Written instruction =>
Copy each line exactly.

== Records shown

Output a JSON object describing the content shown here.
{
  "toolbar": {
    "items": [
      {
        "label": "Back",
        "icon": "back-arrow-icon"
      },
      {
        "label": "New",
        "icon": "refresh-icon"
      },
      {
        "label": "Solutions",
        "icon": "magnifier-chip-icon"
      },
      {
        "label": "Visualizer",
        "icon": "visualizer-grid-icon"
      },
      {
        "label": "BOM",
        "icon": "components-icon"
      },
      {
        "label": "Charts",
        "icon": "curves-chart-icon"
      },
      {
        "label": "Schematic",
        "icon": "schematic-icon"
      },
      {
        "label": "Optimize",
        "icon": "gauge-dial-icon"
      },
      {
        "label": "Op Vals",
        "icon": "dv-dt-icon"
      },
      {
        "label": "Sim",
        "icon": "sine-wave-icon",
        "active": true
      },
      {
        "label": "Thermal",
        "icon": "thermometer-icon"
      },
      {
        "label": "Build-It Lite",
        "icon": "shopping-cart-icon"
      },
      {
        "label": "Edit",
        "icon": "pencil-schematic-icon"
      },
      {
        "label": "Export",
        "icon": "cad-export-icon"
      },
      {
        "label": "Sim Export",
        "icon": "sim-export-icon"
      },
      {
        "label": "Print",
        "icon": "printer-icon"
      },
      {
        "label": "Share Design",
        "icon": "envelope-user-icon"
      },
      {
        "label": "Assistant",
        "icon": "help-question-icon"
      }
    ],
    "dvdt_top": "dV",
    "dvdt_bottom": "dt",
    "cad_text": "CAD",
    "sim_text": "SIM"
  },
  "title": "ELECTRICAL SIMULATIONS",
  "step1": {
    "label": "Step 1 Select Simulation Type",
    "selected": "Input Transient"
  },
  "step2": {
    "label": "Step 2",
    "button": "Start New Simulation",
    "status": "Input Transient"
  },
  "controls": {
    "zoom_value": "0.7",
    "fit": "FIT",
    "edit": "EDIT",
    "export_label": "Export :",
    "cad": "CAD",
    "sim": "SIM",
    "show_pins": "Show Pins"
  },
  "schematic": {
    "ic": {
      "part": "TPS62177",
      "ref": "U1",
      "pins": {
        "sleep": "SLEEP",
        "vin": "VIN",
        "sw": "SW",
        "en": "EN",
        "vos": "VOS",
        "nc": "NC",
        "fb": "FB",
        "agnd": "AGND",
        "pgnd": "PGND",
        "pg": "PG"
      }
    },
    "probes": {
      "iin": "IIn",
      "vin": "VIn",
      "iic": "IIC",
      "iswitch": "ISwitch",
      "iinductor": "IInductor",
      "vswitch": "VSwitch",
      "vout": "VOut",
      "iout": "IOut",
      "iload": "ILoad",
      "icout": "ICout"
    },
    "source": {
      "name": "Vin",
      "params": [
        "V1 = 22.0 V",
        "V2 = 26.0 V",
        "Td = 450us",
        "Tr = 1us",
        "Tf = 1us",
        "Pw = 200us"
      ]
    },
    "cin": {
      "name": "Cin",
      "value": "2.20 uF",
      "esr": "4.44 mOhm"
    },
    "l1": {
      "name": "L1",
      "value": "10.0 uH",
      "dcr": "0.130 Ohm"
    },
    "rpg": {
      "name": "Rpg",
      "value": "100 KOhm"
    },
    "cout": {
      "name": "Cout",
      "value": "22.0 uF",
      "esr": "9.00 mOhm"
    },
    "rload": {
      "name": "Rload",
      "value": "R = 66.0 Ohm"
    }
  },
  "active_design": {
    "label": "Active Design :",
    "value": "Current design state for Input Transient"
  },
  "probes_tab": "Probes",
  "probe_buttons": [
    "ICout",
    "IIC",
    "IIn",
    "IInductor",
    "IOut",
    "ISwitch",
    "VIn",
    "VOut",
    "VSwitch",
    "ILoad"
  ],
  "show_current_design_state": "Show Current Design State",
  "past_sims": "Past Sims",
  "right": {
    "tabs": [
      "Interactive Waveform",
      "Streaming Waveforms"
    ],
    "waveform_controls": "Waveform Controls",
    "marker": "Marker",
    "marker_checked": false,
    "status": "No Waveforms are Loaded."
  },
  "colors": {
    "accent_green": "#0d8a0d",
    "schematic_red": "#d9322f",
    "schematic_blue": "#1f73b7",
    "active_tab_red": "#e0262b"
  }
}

====

Solution for this exercise =>
Output a JSON object describing the content shown here.
{
  "toolbar": {
    "items": [
      {
        "label": "Back",
        "icon": "back-arrow-icon"
      },
      {
        "label": "New",
        "icon": "refresh-icon"
      },
      {
        "label": "Solutions",
        "icon": "magnifier-chip-icon"
      },
      {
        "label": "Visualizer",
        "icon": "visualizer-grid-icon"
      },
      {
        "label": "BOM",
        "icon": "components-icon"
      },
      {
        "label": "Charts",
        "icon": "curves-chart-icon"
      },
      {
        "label": "Schematic",
        "icon": "schematic-icon"
      },
      {
        "label": "Optimize",
        "icon": "gauge-dial-icon"
      },
      {
        "label": "Op Vals",
        "icon": "dv-dt-icon"
      },
      {
        "label": "Sim",
        "icon": "sine-wave-icon",
        "active": true
      },
      {
        "label": "Thermal",
        "icon": "thermometer-icon"
      },
      {
        "label": "Build-It Lite",
        "icon": "shopping-cart-icon"
      },
      {
        "label": "Edit",
        "icon": "pencil-schematic-icon"
      },
      {
        "label": "Export",
        "icon": "cad-export-icon"
      },
      {
        "label": "Sim Export",
        "icon": "sim-export-icon"
      },
      {
        "label": "Print",
        "icon": "printer-icon"
      },
      {
        "label": "Share Design",
        "icon": "envelope-user-icon"
      },
      {
        "label": "Assistant",
        "icon": "help-question-icon"
      }
    ],
    "dvdt_top": "dV",
    "dvdt_bottom": "dt",
    "cad_text": "CAD",
    "sim_text": "SIM"
  },
  "title": "ELECTRICAL SIMULATIONS",
  "step1": {
    "label": "Step 1 Select Simulation Type",
    "selected": "Input Transient"
  },
  "step2": {
    "label": "Step 2",
    "button": "Start New Simulation",
    "status": "Input Transient"
  },
  "controls": {
    "zoom_value": "0.7",
    "fit": "FIT",
    "edit": "EDIT",
    "export_label": "Export :",
    "cad": "CAD",
    "sim": "SIM",
    "show_pins": "Show Pins"
  },
  "schematic": {
    "ic": {
      "part": "TPS62177",
      "ref": "U1",
      "pins": {
        "sleep": "SLEEP",
        "vin": "VIN",
        "sw": "SW",
        "en": "EN",
        "vos": "VOS",
        "nc": "NC",
        "fb": "FB",
        "agnd": "AGND",
        "pgnd": "PGND",
        "pg": "PG"
      }
    },
    "probes": {
      "iin": "IIn",
      "vin": "VIn",
      "iic": "IIC",
      "iswitch": "ISwitch",
      "iinductor": "IInductor",
      "vswitch": "VSwitch",
      "vout": "VOut",
      "iout": "IOut",
      "iload": "ILoad",
      "icout": "ICout"
    },
    "source": {
      "name": "Vin",
      "params": [
        "V1 = 22.0 V",
        "V2 = 26.0 V",
        "Td = 450us",
        "Tr = 1us",
        "Tf = 1us",
        "Pw = 200us"
      ]
    },
    "cin": {
      "name": "Cin",
      "value": "2.20 uF",
      "esr": "4.44 mOhm"
    },
    "l1": {
      "name": "L1",
      "value": "10.0 uH",
      "dcr": "0.130 Ohm"
    },
    "rpg": {
      "name": "Rpg",
      "value": "100 KOhm"
    },
    "cout": {
      "name": "Cout",
      "value": "22.0 uF",
      "esr": "9.00 mOhm"
    },
    "rload": {
      "name": "Rload",
      "value": "R = 66.0 Ohm"
    }
  },
  "active_design": {
    "label": "Active Design :",
    "value": "Current design state for Input Transient"
  },
  "probes_tab": "Probes",
  "probe_buttons": [
    "ICout",
    "IIC",
    "IIn",
    "IInductor",
    "IOut",
    "ISwitch",
    "VIn",
    "VOut",
    "VSwitch",
    "ILoad"
  ],
  "show_current_design_state": "Show Current Design State",
  "past_sims": "Past Sims",
  "right": {
    "tabs": [
      "Interactive Waveform",
      "Streaming Waveforms"
    ],
    "waveform_controls": "Waveform Controls",
    "marker": "Marker",
    "marker_checked": false,
    "status": "No Waveforms are Loaded."
  },
  "colors": {
    "accent_green": "#0d8a0d",
    "schematic_red": "#d9322f",
    "schematic_blue": "#1f73b7",
    "active_tab_red": "#e0262b"
  }
}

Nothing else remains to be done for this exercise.